PAGE EXTRACT.
____________________

Provisions of the health reform legislation become effective at
various dates over the next several years. The Department of
Health and Human Services, the National Association of Insurance
Commissioners, the Department of Labor and the Treasury
Department have yet to issue necessary enabling regulations and
guidance with respect to the health care reform legislation.
Due to the breadth and complexity of the health reform
legislation, the lack of implementing regulations and
interpretive guidance, and the phased-in nature of the
implementation, it is difficult to predict the overall impact of
the health reform legislation on our business over the coming
years. Possible adverse affects of the health reform legislation
include reduced revenues, increased costs, exposure to expanded
liability and requirements for us to revise the ways in which we
conduct business or risk of loss of business. In addition, our
results of operations, financial position, and cash flows could
be materially adversely affected.
We
depend on attracting and retaining qualified personnel. If we
are unable to attract and retain such personnel, our operating
results could be materially and adversely
impacted.
Our continued success depends, in part, on our ability to
identify, attract, motivate and retain qualified personnel.
Because our future success is dependent on our ability to
continue to enhance and introduce new products, we are
particularly dependent on our ability to identify, attract,
motivate and retain qualified engineers with the requisite
education, background and industry experience. Competition for
qualified employees, particularly in Silicon Valley, can be
intense. The loss of the services of a significant number of our
employees, particularly our engineers, salespeople and key
managers, could be disruptive to our development efforts or
business relationships and could materially and adversely affect
our operating results.
Additionally, a component of our strategy to hire and retain
personnel consists of long-term compensation in the form of
equity-based grants. We face increased risk of the inability to
continue to offer equity if we are unable to obtain shareholder
approval in light of increased shareholder activism, heightened
focus on corporate compensation practices, and increased
scrutiny of the dilutive effects of such equity compensation
programs. Such inability could adversely impact our ability to
continue to attract and retain employees.
Our
business could be materially and adversely affected as a result
of a natural disaster, terrorist acts or other catastrophic
events.
We depend on the ability of our personnel, raw materials,
equipment and products to move reasonably unimpeded around the
world. Any political, military, terrorism, global trade, world
health or other issue that hinders this movement or restricts
the import or export of materials could lead to significant
business disruptions. Furthermore, any strike, economic failure
or other material disruption caused by fire, floods, hurricanes,
volcanoes, power loss, power shortages, environmental disasters,
telecommunications failures, break-ins and similar events could
also adversely affect our ability to conduct business. If such
disruptions result in cancellations of customer orders or
contribute to a general decrease in economic activity or
corporate spending on information technology, or directly impact
our marketing, manufacturing, financial and logistics functions,
our results of operations and financial condition could be
materially adversely affected. In addition, our headquarters are
located in
58
Northern California, an area susceptible to earthquakes. If
any significant disaster were to occur, our ability to operate
our business could be impaired.

____________________

RECORDS.

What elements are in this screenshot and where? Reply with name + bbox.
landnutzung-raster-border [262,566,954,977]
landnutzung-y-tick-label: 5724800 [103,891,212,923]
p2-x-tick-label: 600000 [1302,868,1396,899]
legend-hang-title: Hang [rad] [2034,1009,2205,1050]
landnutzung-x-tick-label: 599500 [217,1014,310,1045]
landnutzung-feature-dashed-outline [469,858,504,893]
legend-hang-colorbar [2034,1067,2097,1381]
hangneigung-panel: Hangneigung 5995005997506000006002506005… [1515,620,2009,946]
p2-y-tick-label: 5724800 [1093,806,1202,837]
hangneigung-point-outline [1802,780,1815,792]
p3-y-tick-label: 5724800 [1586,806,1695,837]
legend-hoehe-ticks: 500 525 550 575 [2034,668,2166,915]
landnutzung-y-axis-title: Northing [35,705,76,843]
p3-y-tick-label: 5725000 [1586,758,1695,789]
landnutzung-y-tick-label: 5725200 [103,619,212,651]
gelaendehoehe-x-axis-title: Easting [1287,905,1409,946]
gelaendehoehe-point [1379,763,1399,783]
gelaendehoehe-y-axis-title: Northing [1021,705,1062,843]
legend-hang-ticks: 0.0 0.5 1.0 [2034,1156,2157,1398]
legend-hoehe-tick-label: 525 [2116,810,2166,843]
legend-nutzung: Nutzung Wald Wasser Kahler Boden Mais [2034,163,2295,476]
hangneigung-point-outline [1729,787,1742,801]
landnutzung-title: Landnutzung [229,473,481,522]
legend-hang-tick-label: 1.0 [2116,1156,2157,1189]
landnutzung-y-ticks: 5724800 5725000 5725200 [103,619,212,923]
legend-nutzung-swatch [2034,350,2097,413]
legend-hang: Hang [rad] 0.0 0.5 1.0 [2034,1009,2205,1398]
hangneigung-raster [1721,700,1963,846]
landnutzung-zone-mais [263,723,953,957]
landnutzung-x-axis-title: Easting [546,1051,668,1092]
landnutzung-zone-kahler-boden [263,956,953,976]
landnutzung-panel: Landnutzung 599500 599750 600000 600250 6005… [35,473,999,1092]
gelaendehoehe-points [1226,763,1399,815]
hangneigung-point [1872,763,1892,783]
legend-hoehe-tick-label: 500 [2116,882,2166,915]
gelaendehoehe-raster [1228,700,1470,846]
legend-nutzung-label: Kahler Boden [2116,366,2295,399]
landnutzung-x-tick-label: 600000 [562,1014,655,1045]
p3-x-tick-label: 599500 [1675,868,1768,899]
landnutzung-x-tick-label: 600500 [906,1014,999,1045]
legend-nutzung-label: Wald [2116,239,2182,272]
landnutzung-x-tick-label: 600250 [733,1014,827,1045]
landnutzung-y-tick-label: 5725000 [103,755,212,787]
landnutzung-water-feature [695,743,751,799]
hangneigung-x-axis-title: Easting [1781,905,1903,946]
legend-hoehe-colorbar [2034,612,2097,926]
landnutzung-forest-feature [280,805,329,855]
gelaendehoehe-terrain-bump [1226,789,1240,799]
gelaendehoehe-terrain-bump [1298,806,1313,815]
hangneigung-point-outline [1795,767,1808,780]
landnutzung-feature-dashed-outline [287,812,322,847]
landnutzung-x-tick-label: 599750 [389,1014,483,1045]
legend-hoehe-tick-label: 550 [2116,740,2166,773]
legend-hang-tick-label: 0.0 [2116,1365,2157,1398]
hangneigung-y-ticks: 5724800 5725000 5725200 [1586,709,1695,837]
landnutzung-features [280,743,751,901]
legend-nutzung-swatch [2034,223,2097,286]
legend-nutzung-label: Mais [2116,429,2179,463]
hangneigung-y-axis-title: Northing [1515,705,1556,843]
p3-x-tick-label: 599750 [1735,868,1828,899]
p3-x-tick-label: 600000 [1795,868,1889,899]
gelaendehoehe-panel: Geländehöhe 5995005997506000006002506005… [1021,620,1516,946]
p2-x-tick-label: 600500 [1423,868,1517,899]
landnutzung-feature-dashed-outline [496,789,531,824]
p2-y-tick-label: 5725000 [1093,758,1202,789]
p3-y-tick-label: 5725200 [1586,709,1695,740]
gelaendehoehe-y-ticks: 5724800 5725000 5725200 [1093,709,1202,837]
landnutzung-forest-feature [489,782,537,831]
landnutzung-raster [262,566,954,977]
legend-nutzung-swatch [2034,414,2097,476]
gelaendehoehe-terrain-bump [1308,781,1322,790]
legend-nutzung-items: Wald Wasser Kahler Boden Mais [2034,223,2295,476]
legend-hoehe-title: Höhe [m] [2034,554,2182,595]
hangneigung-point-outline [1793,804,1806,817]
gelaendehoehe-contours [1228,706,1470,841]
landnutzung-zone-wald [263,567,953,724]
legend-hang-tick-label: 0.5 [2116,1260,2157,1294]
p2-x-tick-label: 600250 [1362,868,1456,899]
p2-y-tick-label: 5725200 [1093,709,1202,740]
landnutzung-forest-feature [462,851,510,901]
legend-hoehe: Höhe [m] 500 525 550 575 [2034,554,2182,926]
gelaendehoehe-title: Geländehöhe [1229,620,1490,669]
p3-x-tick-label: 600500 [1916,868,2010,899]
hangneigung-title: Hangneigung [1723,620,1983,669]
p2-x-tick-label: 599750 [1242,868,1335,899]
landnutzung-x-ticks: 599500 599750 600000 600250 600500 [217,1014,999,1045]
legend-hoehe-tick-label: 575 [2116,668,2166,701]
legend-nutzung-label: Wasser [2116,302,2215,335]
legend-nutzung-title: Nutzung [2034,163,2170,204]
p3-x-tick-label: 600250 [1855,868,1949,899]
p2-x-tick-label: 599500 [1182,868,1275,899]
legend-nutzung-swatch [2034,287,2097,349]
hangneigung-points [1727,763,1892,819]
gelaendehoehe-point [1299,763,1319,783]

____________________

PROBLEMS AND TASKS.
**A)** Copy the risk factors passage word for word from "Our continued success" to "our operating results.".
**B)** Which bodies does the risk factors passage name as having yet to issue enabling regulations and guidance for the health reform legislation? List them all.

TASK-BY-TASK ANSWERS.
**A)**
Our continued success depends, in part, on our ability to
identify, attract, motivate and retain qualified personnel.
Because our future success is dependent on our ability to
continue to enhance and introduce new products, we are
particularly dependent on our ability to identify, attract,
motivate and retain qualified engineers with the requisite
education, background and industry experience. Competition for
qualified employees, particularly in Silicon Valley, can be
intense. The loss of the services of a significant number of our
employees, particularly our engineers, salespeople and key
managers, could be disruptive to our development efforts or
business relationships and could materially and adversely affect
our operating results.

**B)**
- The Department of Health and Human Services
- The National Association of Insurance Commissioners
- The Department of Labor
- The Treasury Department